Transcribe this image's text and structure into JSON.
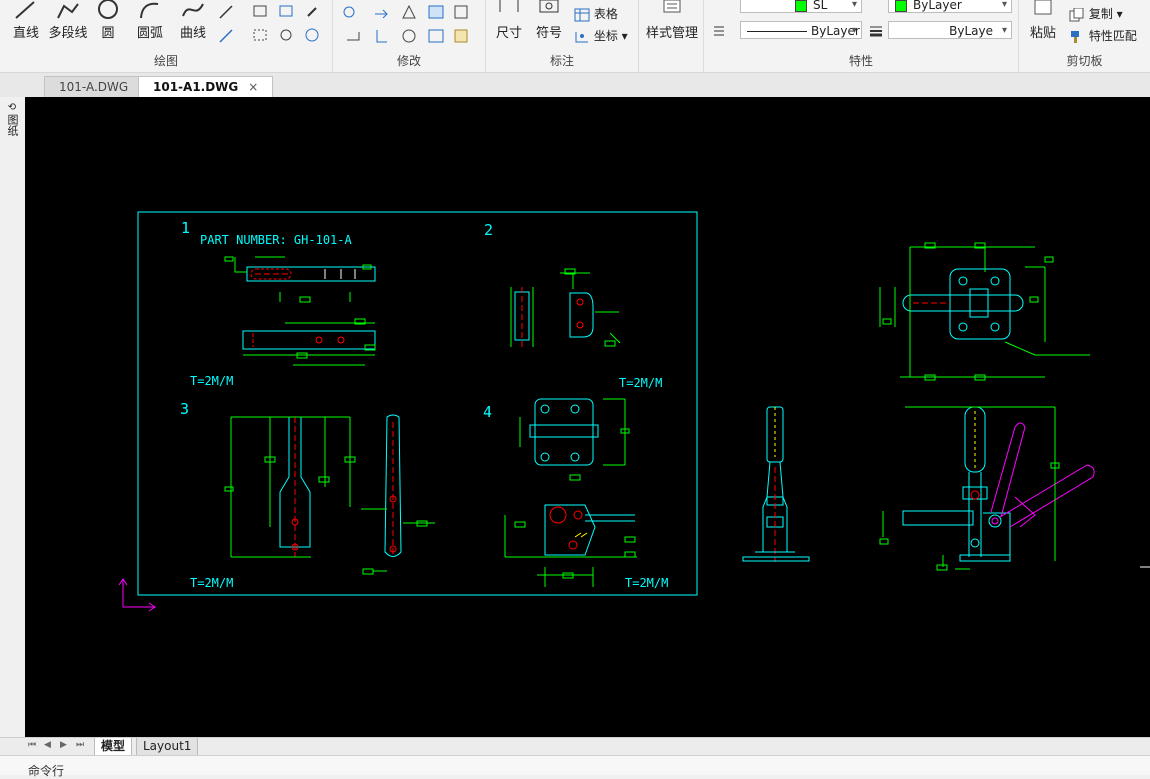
{
  "ribbon": {
    "draw": {
      "label": "绘图",
      "line": "直线",
      "polyline": "多段线",
      "circle": "圆",
      "arc": "圆弧",
      "curve": "曲线"
    },
    "modify": {
      "label": "修改"
    },
    "annotate": {
      "label": "标注",
      "dimension": "尺寸",
      "symbol": "符号",
      "table": "表格",
      "coordinate": "坐标"
    },
    "style": {
      "label": "样式管理"
    },
    "properties": {
      "label": "特性",
      "layer_value": "SL",
      "color_value": "ByLayer",
      "linetype_value": "ByLayer",
      "lineweight_value": "ByLaye"
    },
    "clipboard": {
      "label": "剪切板",
      "paste": "粘贴",
      "copy": "复制",
      "match": "特性匹配"
    }
  },
  "doc_tabs": [
    {
      "label": "101-A.DWG",
      "active": false
    },
    {
      "label": "101-A1.DWG",
      "active": true
    }
  ],
  "left_panel": {
    "label": "图纸"
  },
  "drawing": {
    "view1_index": "1",
    "view2_index": "2",
    "view3_index": "3",
    "view4_index": "4",
    "part_number": "PART NUMBER: GH-101-A",
    "thickness": "T=2M/M"
  },
  "layout_tabs": [
    {
      "label": "模型",
      "active": true
    },
    {
      "label": "Layout1",
      "active": false
    }
  ],
  "command": {
    "label": "命令行"
  },
  "colors": {
    "canvas": "#000000",
    "cyan": "#00ffff",
    "green": "#00ff00",
    "red": "#ff0000",
    "yellow": "#ffff00",
    "magenta": "#ff00ff",
    "white": "#ffffff"
  }
}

——

* _Task directions_
Pull out all lines of the data with the string "label".

* _Exercise answer_
      "label": "绘图",
      "label": "修改"
      "label": "标注",
      "label": "样式管理"
      "label": "特性",
      "label": "剪切板",
      "label": "101-A.DWG",
      "label": "101-A1.DWG",
    "label": "图纸"
      "label": "模型",
      "label": "Layout1",
    "label": "命令行"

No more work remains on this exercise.